──────── Available records ────────

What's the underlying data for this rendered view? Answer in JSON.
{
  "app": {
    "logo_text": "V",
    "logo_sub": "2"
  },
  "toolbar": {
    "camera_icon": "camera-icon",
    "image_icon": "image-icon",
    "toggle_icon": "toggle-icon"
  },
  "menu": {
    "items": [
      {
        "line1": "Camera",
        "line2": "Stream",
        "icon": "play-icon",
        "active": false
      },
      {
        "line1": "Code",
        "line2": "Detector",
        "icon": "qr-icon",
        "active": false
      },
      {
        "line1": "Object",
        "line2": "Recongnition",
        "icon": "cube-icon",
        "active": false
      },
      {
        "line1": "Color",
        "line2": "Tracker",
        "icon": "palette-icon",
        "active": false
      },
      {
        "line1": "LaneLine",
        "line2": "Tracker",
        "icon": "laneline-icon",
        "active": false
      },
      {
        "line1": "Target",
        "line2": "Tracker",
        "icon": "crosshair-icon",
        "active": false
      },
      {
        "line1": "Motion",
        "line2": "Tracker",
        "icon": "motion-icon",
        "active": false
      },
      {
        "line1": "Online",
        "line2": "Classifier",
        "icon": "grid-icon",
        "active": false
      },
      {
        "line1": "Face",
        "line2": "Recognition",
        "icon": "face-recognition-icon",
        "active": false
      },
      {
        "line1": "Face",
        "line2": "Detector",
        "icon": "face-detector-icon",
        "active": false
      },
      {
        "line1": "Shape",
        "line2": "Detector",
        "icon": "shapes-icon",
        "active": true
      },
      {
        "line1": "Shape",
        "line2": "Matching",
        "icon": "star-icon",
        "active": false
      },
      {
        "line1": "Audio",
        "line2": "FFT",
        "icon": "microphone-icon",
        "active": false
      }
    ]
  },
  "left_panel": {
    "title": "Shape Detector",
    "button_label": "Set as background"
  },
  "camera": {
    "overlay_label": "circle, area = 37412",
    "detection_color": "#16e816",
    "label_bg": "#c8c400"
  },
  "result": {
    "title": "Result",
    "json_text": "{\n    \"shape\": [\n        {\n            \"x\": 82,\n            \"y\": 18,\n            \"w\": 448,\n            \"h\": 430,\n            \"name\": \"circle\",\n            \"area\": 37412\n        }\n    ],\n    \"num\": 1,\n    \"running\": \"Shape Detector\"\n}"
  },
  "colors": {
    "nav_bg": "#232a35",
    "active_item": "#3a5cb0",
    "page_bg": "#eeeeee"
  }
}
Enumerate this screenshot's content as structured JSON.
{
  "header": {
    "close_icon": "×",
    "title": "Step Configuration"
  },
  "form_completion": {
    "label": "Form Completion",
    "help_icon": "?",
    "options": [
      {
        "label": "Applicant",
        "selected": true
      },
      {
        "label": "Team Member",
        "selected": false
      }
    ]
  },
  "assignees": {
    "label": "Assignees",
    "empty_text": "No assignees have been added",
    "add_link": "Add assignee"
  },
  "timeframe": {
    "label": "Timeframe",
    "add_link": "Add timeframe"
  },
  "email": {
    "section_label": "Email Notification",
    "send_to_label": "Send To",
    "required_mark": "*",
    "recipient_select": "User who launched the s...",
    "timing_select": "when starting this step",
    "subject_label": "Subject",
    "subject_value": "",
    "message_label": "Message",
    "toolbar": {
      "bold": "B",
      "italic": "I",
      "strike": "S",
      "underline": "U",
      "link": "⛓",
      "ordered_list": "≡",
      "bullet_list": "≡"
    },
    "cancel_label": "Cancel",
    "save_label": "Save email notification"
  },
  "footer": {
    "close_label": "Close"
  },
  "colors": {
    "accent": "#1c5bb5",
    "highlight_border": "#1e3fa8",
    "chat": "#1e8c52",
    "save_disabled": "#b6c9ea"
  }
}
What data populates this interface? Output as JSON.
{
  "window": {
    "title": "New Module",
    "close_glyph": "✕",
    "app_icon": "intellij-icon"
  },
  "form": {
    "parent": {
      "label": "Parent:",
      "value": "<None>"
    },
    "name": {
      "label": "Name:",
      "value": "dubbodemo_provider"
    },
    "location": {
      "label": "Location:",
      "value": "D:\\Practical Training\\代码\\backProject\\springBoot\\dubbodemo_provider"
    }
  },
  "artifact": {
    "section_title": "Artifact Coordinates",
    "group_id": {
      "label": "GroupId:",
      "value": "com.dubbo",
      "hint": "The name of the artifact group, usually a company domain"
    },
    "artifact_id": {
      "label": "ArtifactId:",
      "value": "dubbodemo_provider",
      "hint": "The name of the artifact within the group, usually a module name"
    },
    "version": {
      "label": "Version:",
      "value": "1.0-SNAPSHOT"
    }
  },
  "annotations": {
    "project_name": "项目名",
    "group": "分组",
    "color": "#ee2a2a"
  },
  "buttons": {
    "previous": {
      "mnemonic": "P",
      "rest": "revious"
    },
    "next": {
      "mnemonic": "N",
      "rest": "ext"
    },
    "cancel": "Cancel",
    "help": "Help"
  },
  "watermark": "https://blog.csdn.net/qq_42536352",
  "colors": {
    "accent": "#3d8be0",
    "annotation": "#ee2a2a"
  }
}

────────

◆ What is required
Starting at the line that contains "What data populates", retype each line through the end of the listing above and nothing else.

◆ Response to the task
What data populates this interface? Output as JSON.
{
  "window": {
    "title": "New Module",
    "close_glyph": "✕",
    "app_icon": "intellij-icon"
  },
  "form": {
    "parent": {
      "label": "Parent:",
      "value": "<None>"
    },
    "name": {
      "label": "Name:",
      "value": "dubbodemo_provider"
    },
    "location": {
      "label": "Location:",
      "value": "D:\\Practical Training\\代码\\backProject\\springBoot\\dubbodemo_provider"
    }
  },
  "artifact": {
    "section_title": "Artifact Coordinates",
    "group_id": {
      "label": "GroupId:",
      "value": "com.dubbo",
      "hint": "The name of the artifact group, usually a company domain"
    },
    "artifact_id": {
      "label": "ArtifactId:",
      "value": "dubbodemo_provider",
      "hint": "The name of the artifact within the group, usually a module name"
    },
    "version": {
      "label": "Version:",
      "value": "1.0-SNAPSHOT"
    }
  },
  "annotations": {
    "project_name": "项目名",
    "group": "分组",
    "color": "#ee2a2a"
  },
  "buttons": {
    "previous": {
      "mnemonic": "P",
      "rest": "revious"
    },
    "next": {
      "mnemonic": "N",
      "rest": "ext"
    },
    "cancel": "Cancel",
    "help": "Help"
  },
  "watermark": "https://blog.csdn.net/qq_42536352",
  "colors": {
    "accent": "#3d8be0",
    "annotation": "#ee2a2a"
  }
}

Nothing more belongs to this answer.